--- STATED PROBLEM ---
Look through the lines and report how many include the word "title", giving nothing but the number.

Data items
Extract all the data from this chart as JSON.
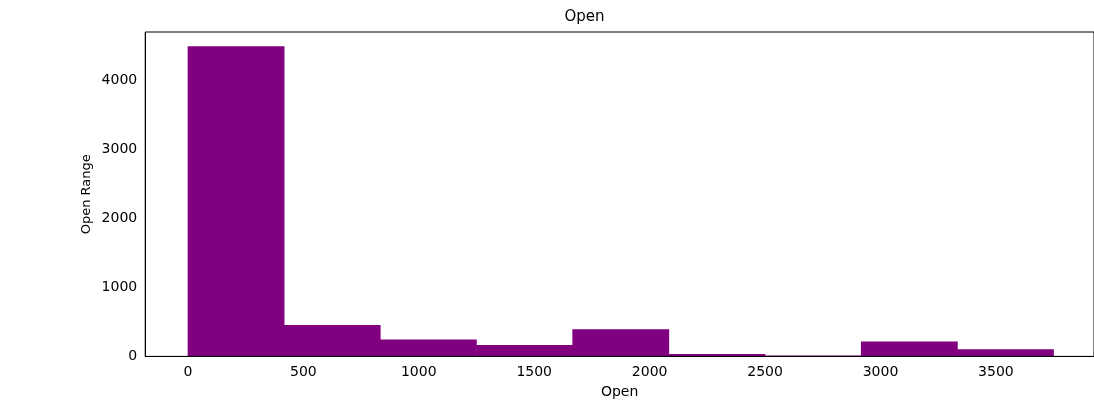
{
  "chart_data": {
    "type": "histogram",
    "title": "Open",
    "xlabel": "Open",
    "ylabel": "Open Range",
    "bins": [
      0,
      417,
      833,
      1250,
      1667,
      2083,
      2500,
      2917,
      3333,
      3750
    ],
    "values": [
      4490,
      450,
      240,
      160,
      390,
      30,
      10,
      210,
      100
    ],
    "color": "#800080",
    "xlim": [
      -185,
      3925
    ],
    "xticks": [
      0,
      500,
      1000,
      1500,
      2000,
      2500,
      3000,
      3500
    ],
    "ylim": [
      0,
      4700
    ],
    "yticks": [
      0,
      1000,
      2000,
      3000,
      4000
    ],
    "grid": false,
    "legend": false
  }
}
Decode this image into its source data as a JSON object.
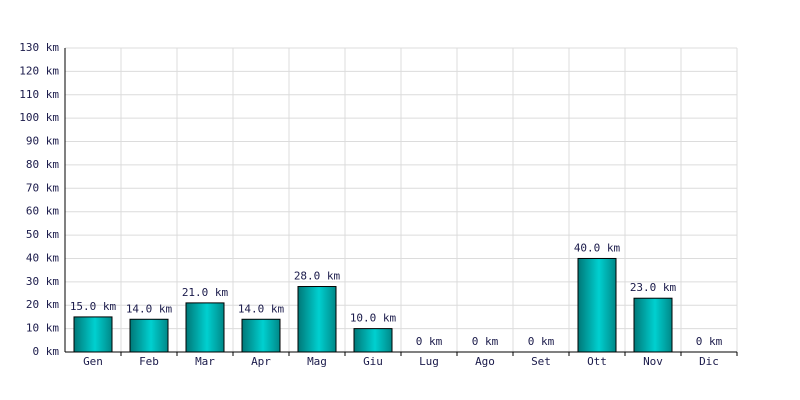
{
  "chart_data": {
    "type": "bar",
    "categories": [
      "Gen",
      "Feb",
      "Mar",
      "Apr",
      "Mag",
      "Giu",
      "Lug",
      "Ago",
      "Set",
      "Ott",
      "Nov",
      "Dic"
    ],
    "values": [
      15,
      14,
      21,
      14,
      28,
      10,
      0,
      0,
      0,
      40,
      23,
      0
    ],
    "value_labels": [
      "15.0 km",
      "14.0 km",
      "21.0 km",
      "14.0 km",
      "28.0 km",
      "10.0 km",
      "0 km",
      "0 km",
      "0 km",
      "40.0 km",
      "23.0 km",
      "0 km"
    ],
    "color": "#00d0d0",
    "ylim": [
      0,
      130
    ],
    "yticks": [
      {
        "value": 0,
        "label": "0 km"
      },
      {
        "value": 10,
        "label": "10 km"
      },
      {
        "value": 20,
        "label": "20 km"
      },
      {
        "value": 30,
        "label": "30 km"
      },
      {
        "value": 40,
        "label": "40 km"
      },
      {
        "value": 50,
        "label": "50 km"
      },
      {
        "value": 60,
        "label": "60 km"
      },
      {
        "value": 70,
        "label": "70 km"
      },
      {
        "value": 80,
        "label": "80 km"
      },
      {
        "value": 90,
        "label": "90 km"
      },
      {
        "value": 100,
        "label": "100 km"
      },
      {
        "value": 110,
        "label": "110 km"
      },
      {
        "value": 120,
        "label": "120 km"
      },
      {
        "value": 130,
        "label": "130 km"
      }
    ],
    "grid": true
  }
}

* * *

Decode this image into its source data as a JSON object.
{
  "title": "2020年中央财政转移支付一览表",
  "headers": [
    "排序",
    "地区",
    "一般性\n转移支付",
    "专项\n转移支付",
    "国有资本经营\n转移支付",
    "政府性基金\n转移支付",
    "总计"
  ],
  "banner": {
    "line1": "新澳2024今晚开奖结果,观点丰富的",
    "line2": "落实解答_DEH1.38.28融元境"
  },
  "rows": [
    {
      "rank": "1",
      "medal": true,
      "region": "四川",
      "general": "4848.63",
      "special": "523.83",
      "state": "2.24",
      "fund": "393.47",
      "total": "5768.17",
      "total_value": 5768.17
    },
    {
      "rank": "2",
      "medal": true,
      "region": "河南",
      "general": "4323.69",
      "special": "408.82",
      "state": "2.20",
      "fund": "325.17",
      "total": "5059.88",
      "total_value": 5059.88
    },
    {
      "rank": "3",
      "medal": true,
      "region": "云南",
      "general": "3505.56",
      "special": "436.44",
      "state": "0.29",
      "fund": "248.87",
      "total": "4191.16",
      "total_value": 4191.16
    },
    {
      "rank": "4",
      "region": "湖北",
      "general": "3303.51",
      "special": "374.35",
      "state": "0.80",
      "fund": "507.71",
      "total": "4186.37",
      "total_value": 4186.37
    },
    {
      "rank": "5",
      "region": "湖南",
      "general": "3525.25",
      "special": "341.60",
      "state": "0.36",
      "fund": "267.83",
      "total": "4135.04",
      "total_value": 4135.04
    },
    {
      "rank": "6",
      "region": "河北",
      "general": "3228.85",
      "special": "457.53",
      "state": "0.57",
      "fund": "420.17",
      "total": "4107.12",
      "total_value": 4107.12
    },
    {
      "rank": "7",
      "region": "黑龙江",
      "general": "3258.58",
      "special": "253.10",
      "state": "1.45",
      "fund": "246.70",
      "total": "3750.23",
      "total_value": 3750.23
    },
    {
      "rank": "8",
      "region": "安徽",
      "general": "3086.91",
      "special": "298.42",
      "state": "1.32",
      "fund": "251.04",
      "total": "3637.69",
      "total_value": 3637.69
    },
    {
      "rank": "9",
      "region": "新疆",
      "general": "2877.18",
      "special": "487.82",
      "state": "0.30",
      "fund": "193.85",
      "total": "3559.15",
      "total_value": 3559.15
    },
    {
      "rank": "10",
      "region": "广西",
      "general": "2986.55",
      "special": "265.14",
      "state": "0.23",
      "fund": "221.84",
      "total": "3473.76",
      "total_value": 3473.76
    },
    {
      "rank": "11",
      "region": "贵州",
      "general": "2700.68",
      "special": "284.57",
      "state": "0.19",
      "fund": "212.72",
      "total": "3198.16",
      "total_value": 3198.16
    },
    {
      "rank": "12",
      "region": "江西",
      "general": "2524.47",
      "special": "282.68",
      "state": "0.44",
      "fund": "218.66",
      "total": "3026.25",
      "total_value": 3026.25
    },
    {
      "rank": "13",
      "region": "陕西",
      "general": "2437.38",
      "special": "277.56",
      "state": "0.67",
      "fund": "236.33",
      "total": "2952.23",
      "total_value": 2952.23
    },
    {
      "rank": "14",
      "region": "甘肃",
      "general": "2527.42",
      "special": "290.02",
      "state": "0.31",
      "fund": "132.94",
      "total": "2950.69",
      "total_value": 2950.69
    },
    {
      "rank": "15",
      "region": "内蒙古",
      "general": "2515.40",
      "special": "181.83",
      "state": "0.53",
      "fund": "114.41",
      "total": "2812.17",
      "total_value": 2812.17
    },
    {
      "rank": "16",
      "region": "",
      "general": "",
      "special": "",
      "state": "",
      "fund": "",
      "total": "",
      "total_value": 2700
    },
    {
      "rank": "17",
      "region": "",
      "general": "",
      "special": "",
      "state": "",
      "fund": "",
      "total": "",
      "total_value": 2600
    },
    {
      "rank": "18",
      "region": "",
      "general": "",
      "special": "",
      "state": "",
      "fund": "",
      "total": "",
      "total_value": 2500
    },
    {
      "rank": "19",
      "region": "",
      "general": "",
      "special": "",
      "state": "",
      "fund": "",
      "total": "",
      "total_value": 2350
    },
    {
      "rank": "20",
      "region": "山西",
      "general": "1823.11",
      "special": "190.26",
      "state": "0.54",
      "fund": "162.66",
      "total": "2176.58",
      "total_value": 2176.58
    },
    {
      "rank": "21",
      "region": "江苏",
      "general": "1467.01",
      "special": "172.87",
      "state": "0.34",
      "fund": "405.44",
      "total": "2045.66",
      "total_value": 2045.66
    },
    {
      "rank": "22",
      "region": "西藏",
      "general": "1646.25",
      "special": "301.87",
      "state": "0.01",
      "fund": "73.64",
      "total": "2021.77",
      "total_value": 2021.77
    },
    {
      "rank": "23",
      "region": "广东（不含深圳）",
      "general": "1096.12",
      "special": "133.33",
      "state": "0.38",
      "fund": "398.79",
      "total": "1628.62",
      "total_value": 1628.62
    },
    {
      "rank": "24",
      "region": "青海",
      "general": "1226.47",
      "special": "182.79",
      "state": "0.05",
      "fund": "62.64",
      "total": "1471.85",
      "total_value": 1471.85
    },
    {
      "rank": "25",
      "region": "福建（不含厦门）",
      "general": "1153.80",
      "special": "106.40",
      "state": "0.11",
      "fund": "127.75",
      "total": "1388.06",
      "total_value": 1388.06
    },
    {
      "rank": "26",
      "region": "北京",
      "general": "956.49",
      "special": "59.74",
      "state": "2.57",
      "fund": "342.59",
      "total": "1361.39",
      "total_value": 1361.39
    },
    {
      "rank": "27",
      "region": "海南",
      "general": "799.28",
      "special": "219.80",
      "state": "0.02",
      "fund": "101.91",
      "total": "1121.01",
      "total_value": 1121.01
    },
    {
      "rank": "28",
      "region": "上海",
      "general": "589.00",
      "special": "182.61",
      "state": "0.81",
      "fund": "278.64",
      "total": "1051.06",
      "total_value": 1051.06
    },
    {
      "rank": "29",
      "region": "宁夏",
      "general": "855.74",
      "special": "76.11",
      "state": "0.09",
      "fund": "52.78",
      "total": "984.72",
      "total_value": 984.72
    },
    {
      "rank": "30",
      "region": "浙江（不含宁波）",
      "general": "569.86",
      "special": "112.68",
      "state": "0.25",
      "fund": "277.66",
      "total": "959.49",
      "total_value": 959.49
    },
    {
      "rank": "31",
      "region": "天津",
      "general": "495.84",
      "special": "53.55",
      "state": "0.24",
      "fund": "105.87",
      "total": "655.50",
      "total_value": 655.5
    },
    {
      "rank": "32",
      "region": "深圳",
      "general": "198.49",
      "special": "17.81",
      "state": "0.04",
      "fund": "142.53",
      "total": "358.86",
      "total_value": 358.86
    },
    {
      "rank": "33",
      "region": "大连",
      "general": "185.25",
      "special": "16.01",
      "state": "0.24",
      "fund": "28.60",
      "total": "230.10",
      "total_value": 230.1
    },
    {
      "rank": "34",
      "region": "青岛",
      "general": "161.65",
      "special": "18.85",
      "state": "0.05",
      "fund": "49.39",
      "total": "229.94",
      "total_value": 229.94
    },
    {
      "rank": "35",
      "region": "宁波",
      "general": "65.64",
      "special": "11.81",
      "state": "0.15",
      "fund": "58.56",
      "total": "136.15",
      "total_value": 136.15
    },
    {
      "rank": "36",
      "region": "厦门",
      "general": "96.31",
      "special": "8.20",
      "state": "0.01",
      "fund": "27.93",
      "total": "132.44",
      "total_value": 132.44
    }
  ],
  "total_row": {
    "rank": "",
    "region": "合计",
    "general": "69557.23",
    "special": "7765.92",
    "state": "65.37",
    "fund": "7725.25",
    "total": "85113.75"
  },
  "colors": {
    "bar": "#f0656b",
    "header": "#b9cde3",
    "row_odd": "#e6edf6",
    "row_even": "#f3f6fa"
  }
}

--- REPLY TO THE TASK ---
2